§ **Direction**: Every entry below should be printed exactly, without its images.

[Stored data]
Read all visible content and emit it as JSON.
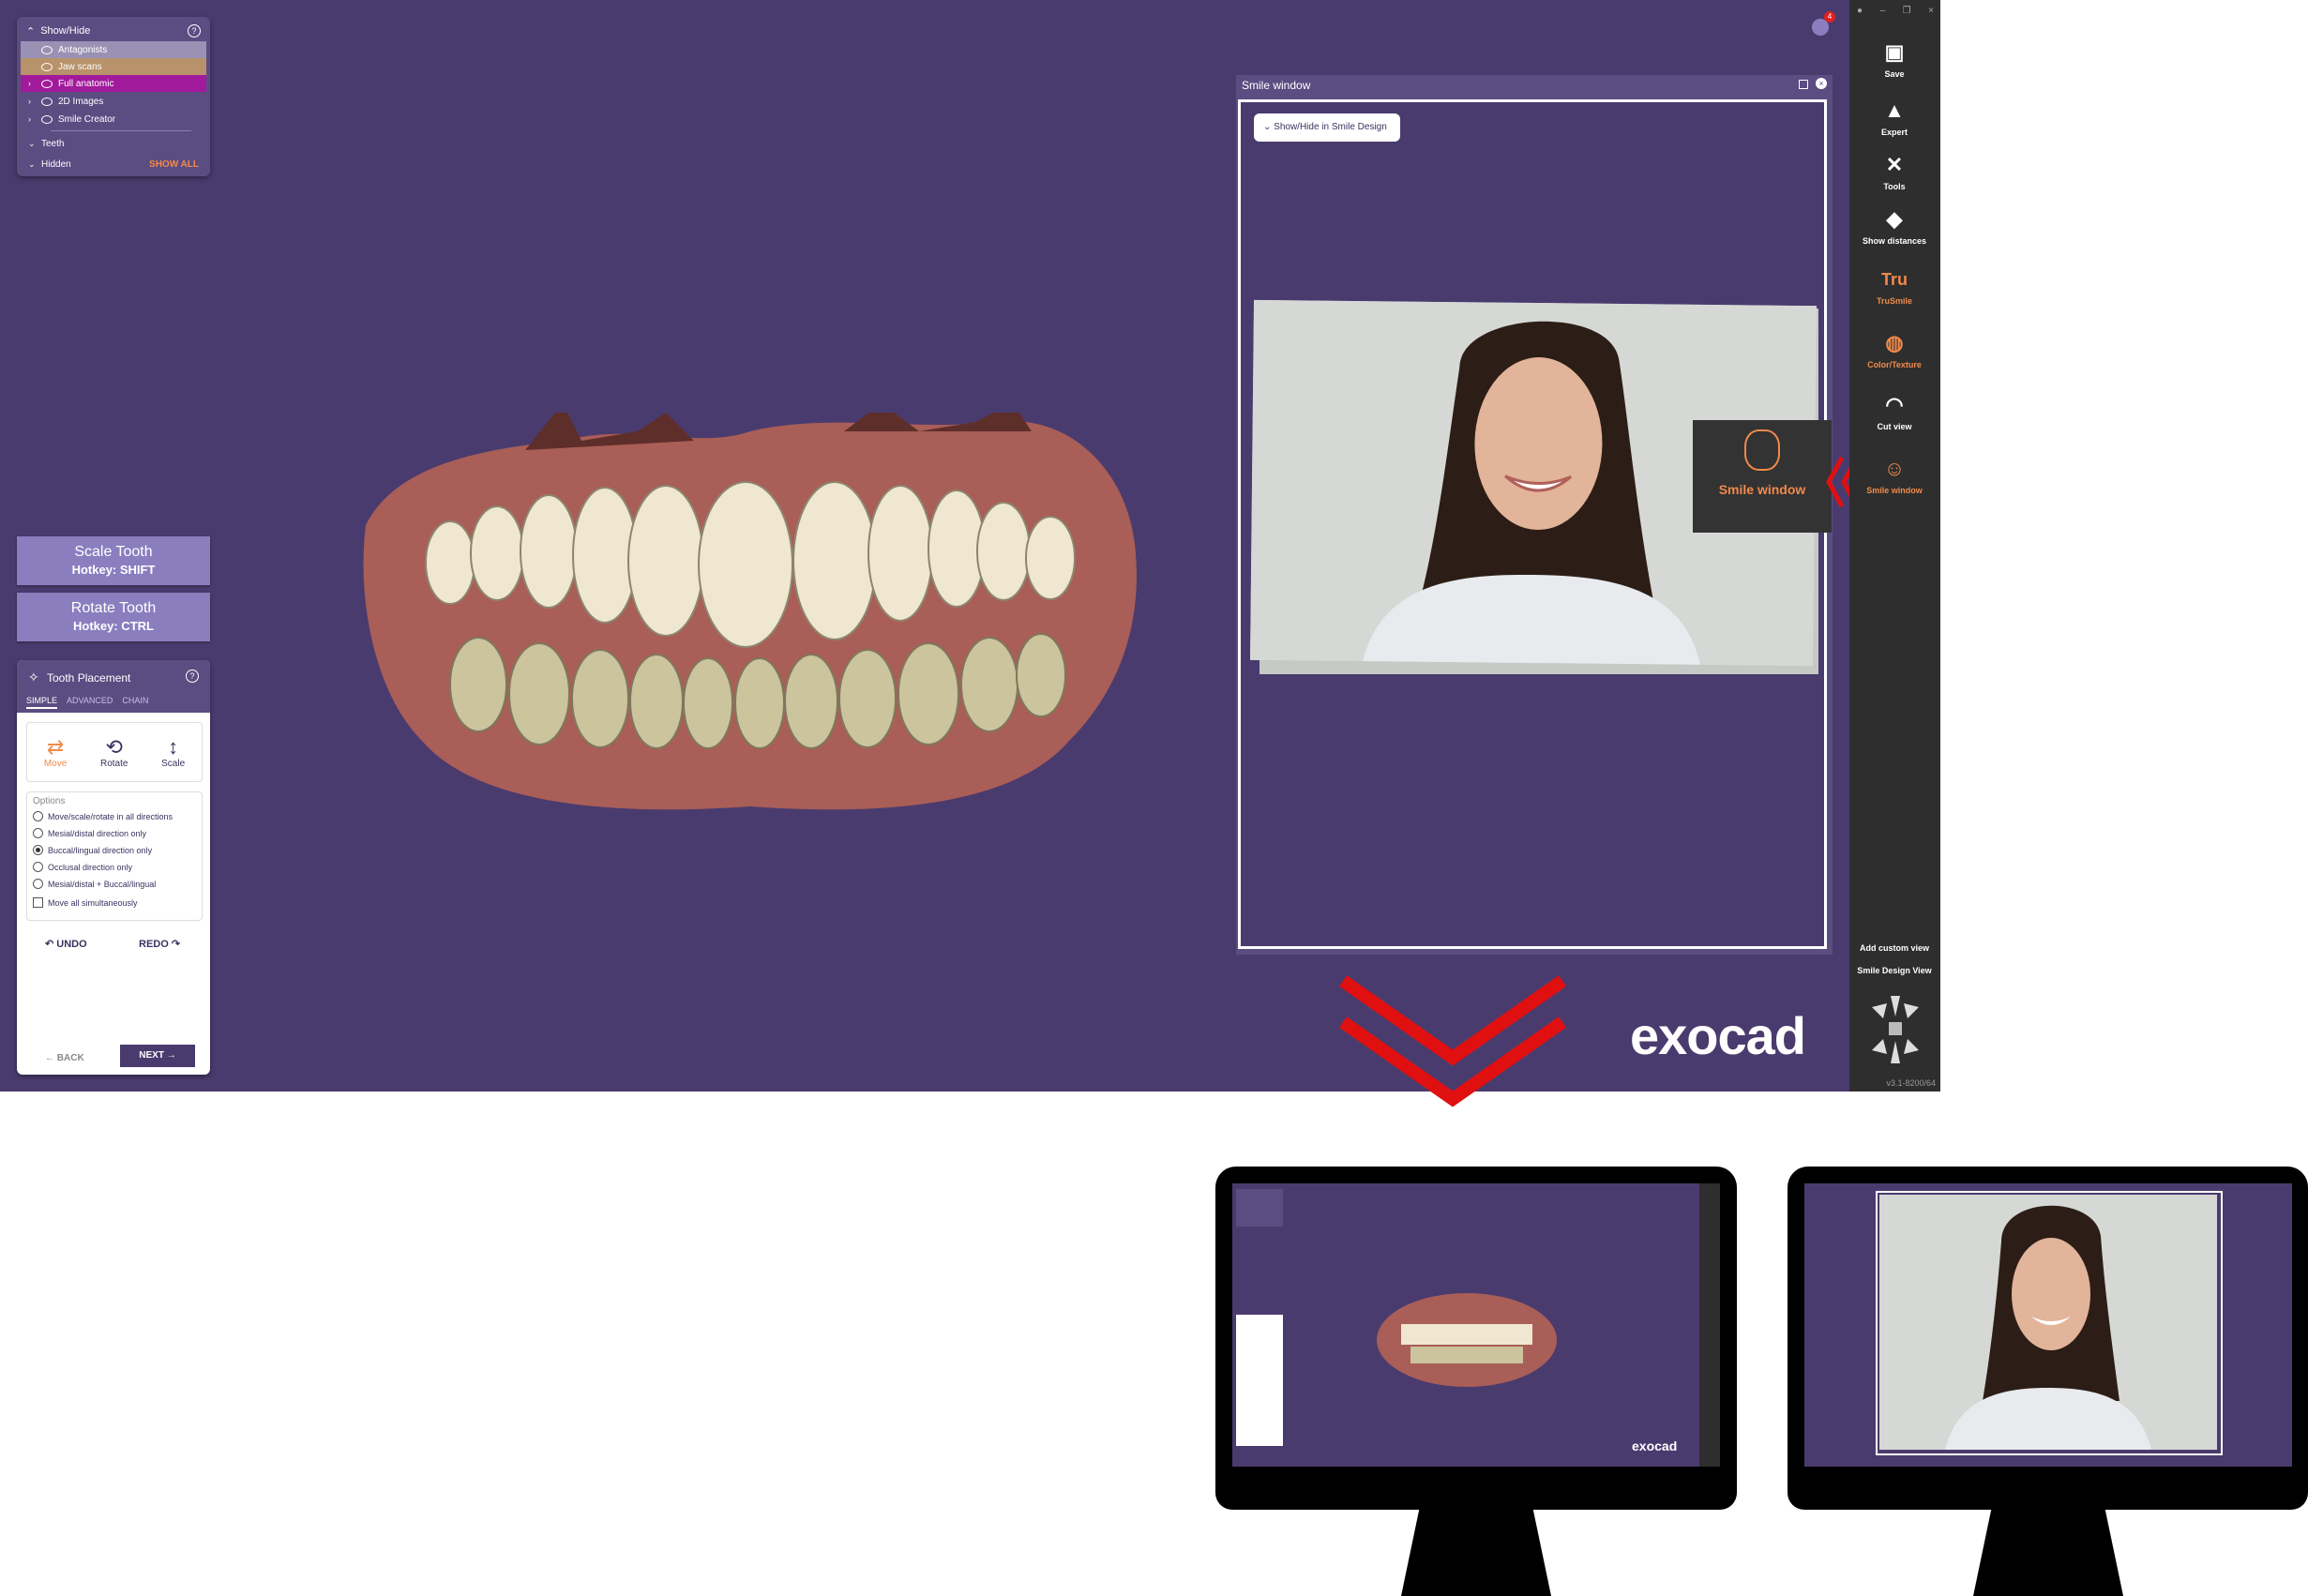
{
  "show_hide": {
    "title": "Show/Hide",
    "rows": [
      {
        "label": "Antagonists"
      },
      {
        "label": "Jaw scans"
      },
      {
        "label": "Full anatomic"
      },
      {
        "label": "2D Images"
      },
      {
        "label": "Smile Creator"
      }
    ],
    "teeth": "Teeth",
    "hidden": "Hidden",
    "show_all": "SHOW ALL"
  },
  "scale_button": {
    "label": "Scale Tooth",
    "hotkey": "Hotkey: SHIFT"
  },
  "rotate_button": {
    "label": "Rotate Tooth",
    "hotkey": "Hotkey: CTRL"
  },
  "tooth_placement": {
    "title": "Tooth Placement",
    "tabs": [
      "SIMPLE",
      "ADVANCED",
      "CHAIN"
    ],
    "modes": [
      "Move",
      "Rotate",
      "Scale"
    ],
    "options_label": "Options",
    "options": [
      "Move/scale/rotate in all directions",
      "Mesial/distal direction only",
      "Buccal/lingual direction only",
      "Occlusal direction only",
      "Mesial/distal + Buccal/lingual"
    ],
    "selected_option": 2,
    "checkbox": "Move all simultaneously",
    "undo": "UNDO",
    "redo": "REDO",
    "back": "BACK",
    "next": "NEXT"
  },
  "smile_window": {
    "title": "Smile window",
    "toggle": "Show/Hide in Smile Design"
  },
  "tooltip": {
    "label": "Smile window"
  },
  "toolbar": {
    "items": [
      {
        "label": "Save"
      },
      {
        "label": "Expert"
      },
      {
        "label": "Tools"
      },
      {
        "label": "Show distances"
      },
      {
        "label": "TruSmile"
      },
      {
        "label": "Color/Texture"
      },
      {
        "label": "Cut view"
      },
      {
        "label": "Smile window"
      }
    ],
    "add_custom_view": "Add custom view",
    "smile_design_view": "Smile Design View",
    "version": "v3.1-8200/64",
    "tru_glyph": "Tru"
  },
  "notification_count": "4",
  "logo": "exocad",
  "mini_logo": "exocad",
  "colors": {
    "bg": "#4a3b6e",
    "accent": "#f08a4b",
    "arrow": "#e01010"
  }
}
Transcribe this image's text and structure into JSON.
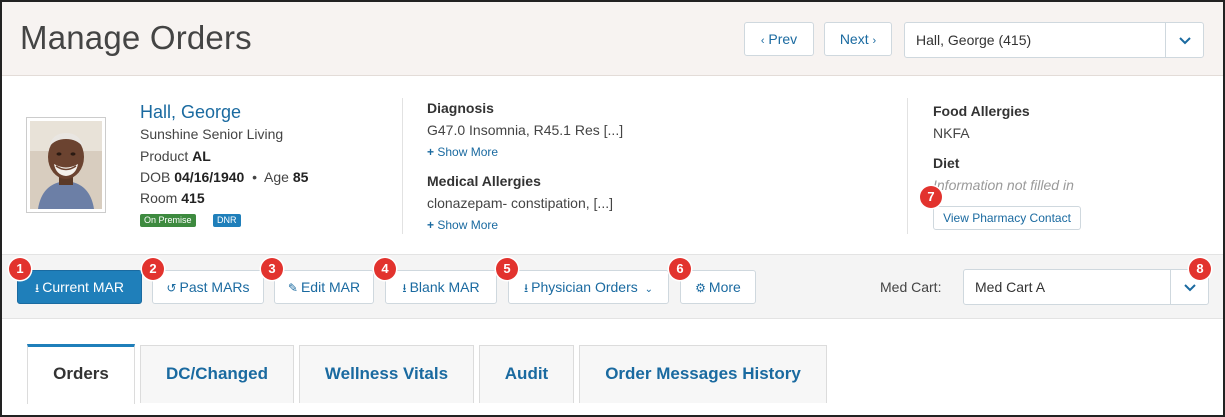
{
  "header": {
    "title": "Manage Orders",
    "prev_label": "Prev",
    "next_label": "Next",
    "patient_selector_value": "Hall, George (415)"
  },
  "patient": {
    "name": "Hall, George",
    "facility": "Sunshine Senior Living",
    "product_label": "Product",
    "product": "AL",
    "dob_label": "DOB",
    "dob": "04/16/1940",
    "age_label": "Age",
    "age": "85",
    "room_label": "Room",
    "room": "415",
    "badges": [
      "On Premise",
      "DNR"
    ]
  },
  "diagnosis": {
    "label": "Diagnosis",
    "value": "G47.0 Insomnia, R45.1 Res [...]",
    "show_more": "Show More"
  },
  "medical_allergies": {
    "label": "Medical Allergies",
    "value": "clonazepam- constipation, [...]",
    "show_more": "Show More"
  },
  "food_allergies": {
    "label": "Food Allergies",
    "value": "NKFA"
  },
  "diet": {
    "label": "Diet",
    "value": "Information not filled in"
  },
  "pharmacy_button": "View Pharmacy Contact",
  "toolbar": {
    "current_mar": "Current MAR",
    "past_mars": "Past MARs",
    "edit_mar": "Edit MAR",
    "blank_mar": "Blank MAR",
    "physician_orders": "Physician Orders",
    "more": "More",
    "med_cart_label": "Med Cart:",
    "med_cart_value": "Med Cart A"
  },
  "callouts": [
    "1",
    "2",
    "3",
    "4",
    "5",
    "6",
    "7",
    "8"
  ],
  "tabs": [
    {
      "label": "Orders",
      "active": true
    },
    {
      "label": "DC/Changed"
    },
    {
      "label": "Wellness Vitals"
    },
    {
      "label": "Audit"
    },
    {
      "label": "Order Messages History"
    }
  ],
  "colors": {
    "accent": "#1f7fba",
    "link": "#1a6aa0",
    "callout": "#e2332e",
    "on_premise": "#3d8a3f"
  }
}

§ **Written solution**:
Read all visible content and emit it as JSON.
{
  "show_hide": {
    "title": "Show/Hide",
    "rows": [
      {
        "label": "Antagonists"
      },
      {
        "label": "Jaw scans"
      },
      {
        "label": "Full anatomic"
      },
      {
        "label": "2D Images"
      },
      {
        "label": "Smile Creator"
      }
    ],
    "teeth": "Teeth",
    "hidden": "Hidden",
    "show_all": "SHOW ALL"
  },
  "scale_button": {
    "label": "Scale Tooth",
    "hotkey": "Hotkey: SHIFT"
  },
  "rotate_button": {
    "label": "Rotate Tooth",
    "hotkey": "Hotkey: CTRL"
  },
  "tooth_placement": {
    "title": "Tooth Placement",
    "tabs": [
      "SIMPLE",
      "ADVANCED",
      "CHAIN"
    ],
    "modes": [
      "Move",
      "Rotate",
      "Scale"
    ],
    "options_label": "Options",
    "options": [
      "Move/scale/rotate in all directions",
      "Mesial/distal direction only",
      "Buccal/lingual direction only",
      "Occlusal direction only",
      "Mesial/distal + Buccal/lingual"
    ],
    "selected_option": 2,
    "checkbox": "Move all simultaneously",
    "undo": "UNDO",
    "redo": "REDO",
    "back": "BACK",
    "next": "NEXT"
  },
  "smile_window": {
    "title": "Smile window",
    "toggle": "Show/Hide in Smile Design"
  },
  "tooltip": {
    "label": "Smile window"
  },
  "toolbar": {
    "items": [
      {
        "label": "Save"
      },
      {
        "label": "Expert"
      },
      {
        "label": "Tools"
      },
      {
        "label": "Show distances"
      },
      {
        "label": "TruSmile"
      },
      {
        "label": "Color/Texture"
      },
      {
        "label": "Cut view"
      },
      {
        "label": "Smile window"
      }
    ],
    "add_custom_view": "Add custom view",
    "smile_design_view": "Smile Design View",
    "version": "v3.1-8200/64",
    "tru_glyph": "Tru"
  },
  "notification_count": "4",
  "logo": "exocad",
  "mini_logo": "exocad",
  "colors": {
    "bg": "#4a3b6e",
    "accent": "#f08a4b",
    "arrow": "#e01010"
  }
}
Transcribe this image's text and structure into JSON.
{
  "header": {
    "title": "Manage Orders",
    "prev_label": "Prev",
    "next_label": "Next",
    "patient_selector_value": "Hall, George (415)"
  },
  "patient": {
    "name": "Hall, George",
    "facility": "Sunshine Senior Living",
    "product_label": "Product",
    "product": "AL",
    "dob_label": "DOB",
    "dob": "04/16/1940",
    "age_label": "Age",
    "age": "85",
    "room_label": "Room",
    "room": "415",
    "badges": [
      "On Premise",
      "DNR"
    ]
  },
  "diagnosis": {
    "label": "Diagnosis",
    "value": "G47.0 Insomnia, R45.1 Res [...]",
    "show_more": "Show More"
  },
  "medical_allergies": {
    "label": "Medical Allergies",
    "value": "clonazepam- constipation, [...]",
    "show_more": "Show More"
  },
  "food_allergies": {
    "label": "Food Allergies",
    "value": "NKFA"
  },
  "diet": {
    "label": "Diet",
    "value": "Information not filled in"
  },
  "pharmacy_button": "View Pharmacy Contact",
  "toolbar": {
    "current_mar": "Current MAR",
    "past_mars": "Past MARs",
    "edit_mar": "Edit MAR",
    "blank_mar": "Blank MAR",
    "physician_orders": "Physician Orders",
    "more": "More",
    "med_cart_label": "Med Cart:",
    "med_cart_value": "Med Cart A"
  },
  "callouts": [
    "1",
    "2",
    "3",
    "4",
    "5",
    "6",
    "7",
    "8"
  ],
  "tabs": [
    {
      "label": "Orders",
      "active": true
    },
    {
      "label": "DC/Changed"
    },
    {
      "label": "Wellness Vitals"
    },
    {
      "label": "Audit"
    },
    {
      "label": "Order Messages History"
    }
  ],
  "colors": {
    "accent": "#1f7fba",
    "link": "#1a6aa0",
    "callout": "#e2332e",
    "on_premise": "#3d8a3f"
  }
}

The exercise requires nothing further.